§ **Aim of the exercise**
Wherever the word "adjusted" shows up in a line, please copy that line.

§ **Figure contents as structured data**
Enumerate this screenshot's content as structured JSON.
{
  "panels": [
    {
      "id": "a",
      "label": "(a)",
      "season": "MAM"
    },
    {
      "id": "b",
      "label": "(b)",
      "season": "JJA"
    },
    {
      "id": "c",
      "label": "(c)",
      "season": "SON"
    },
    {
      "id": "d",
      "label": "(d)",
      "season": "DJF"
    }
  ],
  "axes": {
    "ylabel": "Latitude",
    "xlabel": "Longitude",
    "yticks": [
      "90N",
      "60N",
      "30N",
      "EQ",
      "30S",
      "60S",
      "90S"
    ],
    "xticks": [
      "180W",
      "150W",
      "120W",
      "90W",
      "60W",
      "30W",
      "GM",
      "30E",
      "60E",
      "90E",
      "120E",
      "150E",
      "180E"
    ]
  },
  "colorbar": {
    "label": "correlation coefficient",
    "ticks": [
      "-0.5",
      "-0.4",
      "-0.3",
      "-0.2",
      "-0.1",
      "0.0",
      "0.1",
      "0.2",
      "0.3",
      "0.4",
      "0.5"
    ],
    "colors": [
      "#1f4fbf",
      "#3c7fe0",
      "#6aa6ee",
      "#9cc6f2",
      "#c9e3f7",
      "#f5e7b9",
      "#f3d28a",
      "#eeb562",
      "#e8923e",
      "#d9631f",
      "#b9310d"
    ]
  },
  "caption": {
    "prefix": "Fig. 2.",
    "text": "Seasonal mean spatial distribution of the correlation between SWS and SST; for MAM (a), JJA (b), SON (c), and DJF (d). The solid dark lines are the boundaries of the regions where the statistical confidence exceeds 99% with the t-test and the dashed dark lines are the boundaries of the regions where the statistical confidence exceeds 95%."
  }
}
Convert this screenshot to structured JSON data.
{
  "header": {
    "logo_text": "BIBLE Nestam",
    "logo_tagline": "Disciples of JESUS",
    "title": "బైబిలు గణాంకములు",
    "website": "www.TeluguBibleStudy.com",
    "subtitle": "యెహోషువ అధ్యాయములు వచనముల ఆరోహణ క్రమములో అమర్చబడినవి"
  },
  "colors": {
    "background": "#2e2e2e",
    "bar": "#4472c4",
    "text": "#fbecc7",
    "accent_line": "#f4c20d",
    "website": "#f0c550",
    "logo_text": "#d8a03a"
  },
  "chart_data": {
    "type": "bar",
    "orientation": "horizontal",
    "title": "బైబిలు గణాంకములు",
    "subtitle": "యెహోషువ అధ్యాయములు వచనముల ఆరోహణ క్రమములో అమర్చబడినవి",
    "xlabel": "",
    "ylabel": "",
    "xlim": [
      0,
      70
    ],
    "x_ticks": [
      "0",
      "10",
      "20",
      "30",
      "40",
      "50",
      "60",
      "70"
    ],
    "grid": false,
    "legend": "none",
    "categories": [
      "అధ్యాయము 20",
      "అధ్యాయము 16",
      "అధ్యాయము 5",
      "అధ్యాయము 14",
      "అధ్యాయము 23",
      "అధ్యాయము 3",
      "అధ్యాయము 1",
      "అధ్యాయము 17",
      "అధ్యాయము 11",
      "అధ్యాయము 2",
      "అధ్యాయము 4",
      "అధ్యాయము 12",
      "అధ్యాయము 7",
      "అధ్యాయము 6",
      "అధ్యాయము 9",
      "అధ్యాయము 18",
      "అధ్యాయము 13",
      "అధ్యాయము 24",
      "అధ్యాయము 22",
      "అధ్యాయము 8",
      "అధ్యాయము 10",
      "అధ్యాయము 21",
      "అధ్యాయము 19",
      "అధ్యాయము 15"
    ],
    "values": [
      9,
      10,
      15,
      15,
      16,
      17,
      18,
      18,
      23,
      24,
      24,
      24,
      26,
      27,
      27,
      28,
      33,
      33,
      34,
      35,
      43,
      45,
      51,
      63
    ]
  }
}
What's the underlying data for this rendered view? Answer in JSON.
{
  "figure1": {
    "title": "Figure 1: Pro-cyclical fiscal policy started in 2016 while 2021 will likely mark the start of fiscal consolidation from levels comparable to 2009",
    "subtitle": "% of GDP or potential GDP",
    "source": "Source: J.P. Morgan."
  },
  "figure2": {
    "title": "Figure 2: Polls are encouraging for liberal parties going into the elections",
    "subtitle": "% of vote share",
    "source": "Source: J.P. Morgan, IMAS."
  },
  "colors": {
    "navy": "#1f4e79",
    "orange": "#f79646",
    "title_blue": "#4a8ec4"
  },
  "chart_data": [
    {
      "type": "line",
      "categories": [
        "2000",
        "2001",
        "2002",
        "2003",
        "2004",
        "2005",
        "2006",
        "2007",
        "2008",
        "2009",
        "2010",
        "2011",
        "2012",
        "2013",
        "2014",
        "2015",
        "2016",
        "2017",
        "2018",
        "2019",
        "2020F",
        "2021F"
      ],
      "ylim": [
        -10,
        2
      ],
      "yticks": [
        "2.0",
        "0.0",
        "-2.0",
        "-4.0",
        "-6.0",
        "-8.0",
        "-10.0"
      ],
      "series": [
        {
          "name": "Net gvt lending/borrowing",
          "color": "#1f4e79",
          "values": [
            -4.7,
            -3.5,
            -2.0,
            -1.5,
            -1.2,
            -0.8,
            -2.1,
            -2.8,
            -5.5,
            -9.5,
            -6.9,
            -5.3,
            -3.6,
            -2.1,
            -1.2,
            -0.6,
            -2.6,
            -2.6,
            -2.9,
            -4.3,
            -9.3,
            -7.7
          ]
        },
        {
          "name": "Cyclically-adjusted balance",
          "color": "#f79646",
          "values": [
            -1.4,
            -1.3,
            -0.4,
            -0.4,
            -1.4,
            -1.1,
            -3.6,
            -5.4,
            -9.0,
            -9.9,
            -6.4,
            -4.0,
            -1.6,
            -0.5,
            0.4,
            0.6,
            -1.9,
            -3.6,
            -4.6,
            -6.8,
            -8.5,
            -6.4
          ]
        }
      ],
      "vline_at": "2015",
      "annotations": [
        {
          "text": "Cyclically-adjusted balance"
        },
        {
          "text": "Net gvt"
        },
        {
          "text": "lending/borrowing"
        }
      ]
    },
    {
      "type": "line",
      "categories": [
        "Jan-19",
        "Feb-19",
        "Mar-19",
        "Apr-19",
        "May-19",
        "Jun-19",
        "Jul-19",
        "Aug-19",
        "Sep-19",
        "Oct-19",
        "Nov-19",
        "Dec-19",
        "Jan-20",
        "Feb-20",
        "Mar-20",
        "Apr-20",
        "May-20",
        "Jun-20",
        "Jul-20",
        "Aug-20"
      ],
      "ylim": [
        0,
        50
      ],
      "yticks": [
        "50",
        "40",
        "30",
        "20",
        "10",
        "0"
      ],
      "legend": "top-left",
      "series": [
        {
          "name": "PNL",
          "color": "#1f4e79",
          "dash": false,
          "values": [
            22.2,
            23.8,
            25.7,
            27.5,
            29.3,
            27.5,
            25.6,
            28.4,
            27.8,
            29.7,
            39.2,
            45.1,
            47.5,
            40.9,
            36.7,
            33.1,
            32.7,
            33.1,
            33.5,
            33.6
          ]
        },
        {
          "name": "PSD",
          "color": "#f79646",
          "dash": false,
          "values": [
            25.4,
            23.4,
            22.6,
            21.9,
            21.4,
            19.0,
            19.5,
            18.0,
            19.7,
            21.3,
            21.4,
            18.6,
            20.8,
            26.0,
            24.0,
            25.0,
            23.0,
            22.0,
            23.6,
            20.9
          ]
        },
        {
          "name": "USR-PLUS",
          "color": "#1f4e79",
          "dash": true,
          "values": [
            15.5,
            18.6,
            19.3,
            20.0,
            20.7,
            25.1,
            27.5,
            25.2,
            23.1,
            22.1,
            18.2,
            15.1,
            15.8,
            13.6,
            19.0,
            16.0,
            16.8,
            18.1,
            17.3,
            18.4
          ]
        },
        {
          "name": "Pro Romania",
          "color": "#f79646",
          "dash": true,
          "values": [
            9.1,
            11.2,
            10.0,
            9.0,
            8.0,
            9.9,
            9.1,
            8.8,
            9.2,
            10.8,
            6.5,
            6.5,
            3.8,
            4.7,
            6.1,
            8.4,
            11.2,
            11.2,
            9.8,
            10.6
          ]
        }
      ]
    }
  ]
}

§ **Task result**
          "name": "Cyclically-adjusted balance",
          "text": "Cyclically-adjusted balance"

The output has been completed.